→ **INPUT RECORDS**:

================

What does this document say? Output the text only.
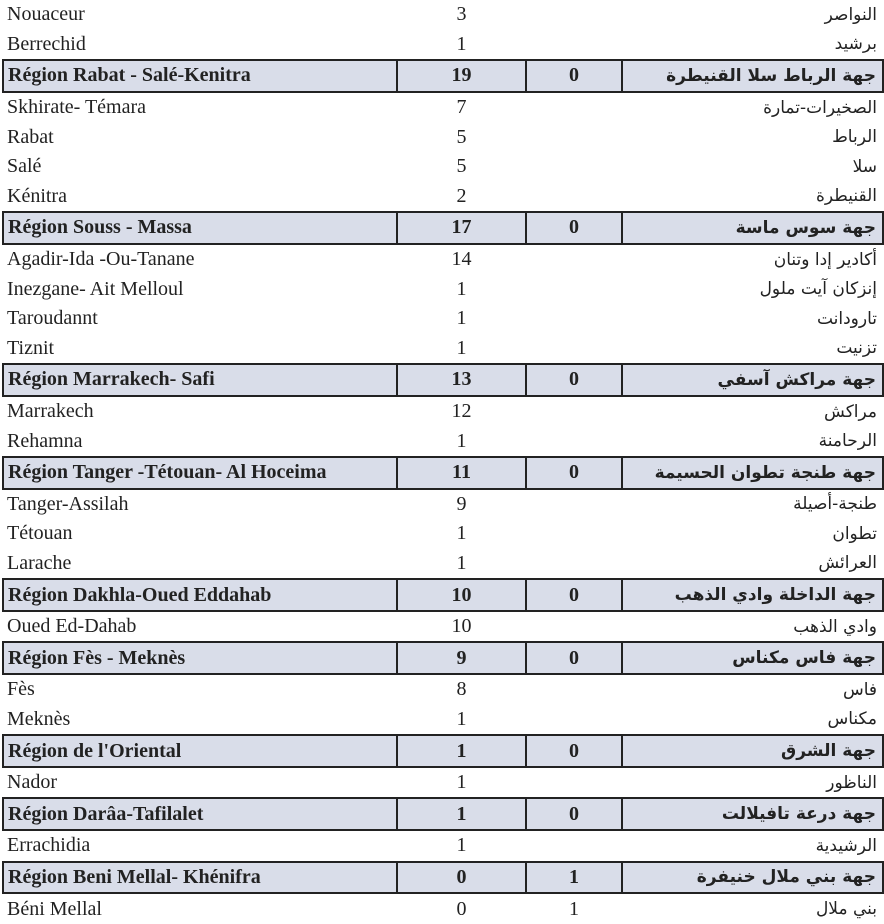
Nouaceur	3		النواصر
Berrechid	1		برشيد
Région Rabat - Salé-Kenitra	19	0	جهة الرباط سلا القنيطرة
Skhirate- Témara	7		الصخيرات-تمارة
Rabat	5		الرباط
Salé	5		سلا
Kénitra	2		القنيطرة
Région Souss - Massa	17	0	جهة سوس ماسة
Agadir-Ida -Ou-Tanane	14		أكادير إدا وتنان
Inezgane- Ait Melloul	1		إنزكان آيت ملول
Taroudannt	1		تارودانت
Tiznit	1		تزنيت
Région Marrakech- Safi	13	0	جهة مراكش آسفي
Marrakech	12		مراكش
Rehamna	1		الرحامنة
Région Tanger -Tétouan- Al Hoceima	11	0	جهة طنجة تطوان الحسيمة
Tanger-Assilah	9		طنجة-أصيلة
Tétouan	1		تطوان
Larache	1		العرائش
Région Dakhla-Oued Eddahab	10	0	جهة الداخلة وادي الذهب
Oued Ed-Dahab	10		وادي الذهب
Région Fès - Meknès	9	0	جهة فاس مكناس
Fès	8		فاس
Meknès	1		مكناس
Région de l'Oriental	1	0	جهة الشرق
Nador	1		الناظور
Région Darâa-Tafilalet	1	0	جهة درعة تافيلالت
Errachidia	1		الرشيدية
Région Beni Mellal- Khénifra	0	1	جهة بني ملال خنيفرة
Béni Mellal	0	1	بني ملال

================

→ **WORK TO BE COMPLETED**:
Leave the pictures out, and transcribe each of the records exactly.

→ **RESPONSE**:
What does this document say? Output the text only.
Nouaceur	3		النواصر
Berrechid	1		برشيد
Région Rabat - Salé-Kenitra	19	0	جهة الرباط سلا القنيطرة
Skhirate- Témara	7		الصخيرات-تمارة
Rabat	5		الرباط
Salé	5		سلا
Kénitra	2		القنيطرة
Région Souss - Massa	17	0	جهة سوس ماسة
Agadir-Ida -Ou-Tanane	14		أكادير إدا وتنان
Inezgane- Ait Melloul	1		إنزكان آيت ملول
Taroudannt	1		تارودانت
Tiznit	1		تزنيت
Région Marrakech- Safi	13	0	جهة مراكش آسفي
Marrakech	12		مراكش
Rehamna	1		الرحامنة
Région Tanger -Tétouan- Al Hoceima	11	0	جهة طنجة تطوان الحسيمة
Tanger-Assilah	9		طنجة-أصيلة
Tétouan	1		تطوان
Larache	1		العرائش
Région Dakhla-Oued Eddahab	10	0	جهة الداخلة وادي الذهب
Oued Ed-Dahab	10		وادي الذهب
Région Fès - Meknès	9	0	جهة فاس مكناس
Fès	8		فاس
Meknès	1		مكناس
Région de l'Oriental	1	0	جهة الشرق
Nador	1		الناظور
Région Darâa-Tafilalet	1	0	جهة درعة تافيلالت
Errachidia	1		الرشيدية
Région Beni Mellal- Khénifra	0	1	جهة بني ملال خنيفرة
Béni Mellal	0	1	بني ملال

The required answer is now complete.